Set all the material down again unchanged, without the pictures.

-=-=-

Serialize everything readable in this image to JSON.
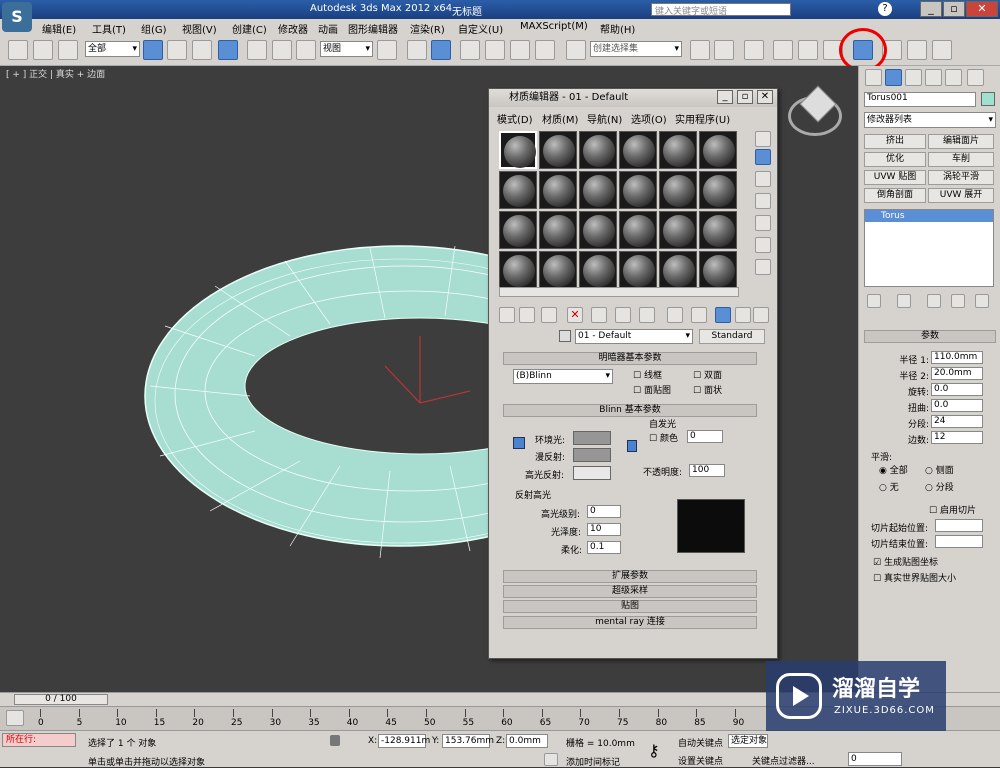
{
  "titlebar": {
    "app_title": "Autodesk 3ds Max  2012 x64",
    "doc_title": "无标题",
    "search_placeholder": "键入关键字或短语"
  },
  "menubar": [
    "编辑(E)",
    "工具(T)",
    "组(G)",
    "视图(V)",
    "创建(C)",
    "修改器",
    "动画",
    "图形编辑器",
    "渲染(R)",
    "自定义(U)",
    "MAXScript(M)",
    "帮助(H)"
  ],
  "toolbar": {
    "selection_filter": "全部",
    "ref_coord": "视图",
    "named_selection": "创建选择集"
  },
  "viewport": {
    "label": "[ + ] 正交 | 真实 + 边面"
  },
  "material_editor": {
    "title": "材质编辑器 - 01 - Default",
    "menu": [
      "模式(D)",
      "材质(M)",
      "导航(N)",
      "选项(O)",
      "实用程序(U)"
    ],
    "material_name": "01 - Default",
    "material_type": "Standard",
    "shader_rollout": "明暗器基本参数",
    "shader": "(B)Blinn",
    "shader_options": [
      "线框",
      "双面",
      "面贴图",
      "面状"
    ],
    "blinn_rollout": "Blinn 基本参数",
    "self_illum": "自发光",
    "color_label": "颜色",
    "self_illum_value": "0",
    "ambient": "环境光:",
    "diffuse": "漫反射:",
    "specular": "高光反射:",
    "opacity_label": "不透明度:",
    "opacity": "100",
    "spec_group": "反射高光",
    "spec_level_label": "高光级别:",
    "spec_level": "0",
    "gloss_label": "光泽度:",
    "gloss": "10",
    "soften_label": "柔化:",
    "soften": "0.1",
    "rollouts": [
      "扩展参数",
      "超级采样",
      "贴图",
      "mental ray 连接"
    ]
  },
  "cmdpanel": {
    "object_name": "Torus001",
    "modifier_list": "修改器列表",
    "buttons": [
      "挤出",
      "编辑面片",
      "优化",
      "车削",
      "UVW 贴图",
      "涡轮平滑",
      "倒角剖面",
      "UVW 展开"
    ],
    "stack_item": "Torus",
    "params_title": "参数",
    "params": [
      {
        "label": "半径 1:",
        "value": "110.0mm"
      },
      {
        "label": "半径 2:",
        "value": "20.0mm"
      },
      {
        "label": "旋转:",
        "value": "0.0"
      },
      {
        "label": "扭曲:",
        "value": "0.0"
      },
      {
        "label": "分段:",
        "value": "24"
      },
      {
        "label": "边数:",
        "value": "12"
      }
    ],
    "smooth_title": "平滑:",
    "smooth_opts": [
      "全部",
      "侧面",
      "无",
      "分段"
    ],
    "slice_on": "启用切片",
    "slice_from": "切片起始位置:",
    "slice_to": "切片结束位置:",
    "gen_map": "生成贴图坐标",
    "real_world": "真实世界贴图大小"
  },
  "timeline": {
    "frame": "0 / 100",
    "ticks": [
      "0",
      "5",
      "10",
      "15",
      "20",
      "25",
      "30",
      "35",
      "40",
      "45",
      "50",
      "55",
      "60",
      "65",
      "70",
      "75",
      "80",
      "85",
      "90"
    ]
  },
  "status": {
    "selected": "选择了 1 个 对象",
    "hint": "单击或单击并拖动以选择对象",
    "running": "所在行:",
    "x": "-128.911m",
    "y": "153.76mm",
    "z": "0.0mm",
    "grid": "栅格 = 10.0mm",
    "add_time_tag": "添加时间标记",
    "auto_key": "自动关键点",
    "selected_obj": "选定对象",
    "set_key": "设置关键点",
    "key_filters": "关键点过滤器...",
    "frame_field": "0"
  },
  "watermark": {
    "brand": "溜溜自学",
    "url": "ZIXUE.3D66.COM"
  }
}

-=-=-

Answer in full:
Serialize everything readable in this image to JSON.
{
  "titlebar": {
    "app_title": "Autodesk 3ds Max  2012 x64",
    "doc_title": "无标题",
    "search_placeholder": "键入关键字或短语"
  },
  "menubar": [
    "编辑(E)",
    "工具(T)",
    "组(G)",
    "视图(V)",
    "创建(C)",
    "修改器",
    "动画",
    "图形编辑器",
    "渲染(R)",
    "自定义(U)",
    "MAXScript(M)",
    "帮助(H)"
  ],
  "toolbar": {
    "selection_filter": "全部",
    "ref_coord": "视图",
    "named_selection": "创建选择集"
  },
  "viewport": {
    "label": "[ + ] 正交 | 真实 + 边面"
  },
  "material_editor": {
    "title": "材质编辑器 - 01 - Default",
    "menu": [
      "模式(D)",
      "材质(M)",
      "导航(N)",
      "选项(O)",
      "实用程序(U)"
    ],
    "material_name": "01 - Default",
    "material_type": "Standard",
    "shader_rollout": "明暗器基本参数",
    "shader": "(B)Blinn",
    "shader_options": [
      "线框",
      "双面",
      "面贴图",
      "面状"
    ],
    "blinn_rollout": "Blinn 基本参数",
    "self_illum": "自发光",
    "color_label": "颜色",
    "self_illum_value": "0",
    "ambient": "环境光:",
    "diffuse": "漫反射:",
    "specular": "高光反射:",
    "opacity_label": "不透明度:",
    "opacity": "100",
    "spec_group": "反射高光",
    "spec_level_label": "高光级别:",
    "spec_level": "0",
    "gloss_label": "光泽度:",
    "gloss": "10",
    "soften_label": "柔化:",
    "soften": "0.1",
    "rollouts": [
      "扩展参数",
      "超级采样",
      "贴图",
      "mental ray 连接"
    ]
  },
  "cmdpanel": {
    "object_name": "Torus001",
    "modifier_list": "修改器列表",
    "buttons": [
      "挤出",
      "编辑面片",
      "优化",
      "车削",
      "UVW 贴图",
      "涡轮平滑",
      "倒角剖面",
      "UVW 展开"
    ],
    "stack_item": "Torus",
    "params_title": "参数",
    "params": [
      {
        "label": "半径 1:",
        "value": "110.0mm"
      },
      {
        "label": "半径 2:",
        "value": "20.0mm"
      },
      {
        "label": "旋转:",
        "value": "0.0"
      },
      {
        "label": "扭曲:",
        "value": "0.0"
      },
      {
        "label": "分段:",
        "value": "24"
      },
      {
        "label": "边数:",
        "value": "12"
      }
    ],
    "smooth_title": "平滑:",
    "smooth_opts": [
      "全部",
      "侧面",
      "无",
      "分段"
    ],
    "slice_on": "启用切片",
    "slice_from": "切片起始位置:",
    "slice_to": "切片结束位置:",
    "gen_map": "生成贴图坐标",
    "real_world": "真实世界贴图大小"
  },
  "timeline": {
    "frame": "0 / 100",
    "ticks": [
      "0",
      "5",
      "10",
      "15",
      "20",
      "25",
      "30",
      "35",
      "40",
      "45",
      "50",
      "55",
      "60",
      "65",
      "70",
      "75",
      "80",
      "85",
      "90"
    ]
  },
  "status": {
    "selected": "选择了 1 个 对象",
    "hint": "单击或单击并拖动以选择对象",
    "running": "所在行:",
    "x": "-128.911m",
    "y": "153.76mm",
    "z": "0.0mm",
    "grid": "栅格 = 10.0mm",
    "add_time_tag": "添加时间标记",
    "auto_key": "自动关键点",
    "selected_obj": "选定对象",
    "set_key": "设置关键点",
    "key_filters": "关键点过滤器...",
    "frame_field": "0"
  },
  "watermark": {
    "brand": "溜溜自学",
    "url": "ZIXUE.3D66.COM"
  }
}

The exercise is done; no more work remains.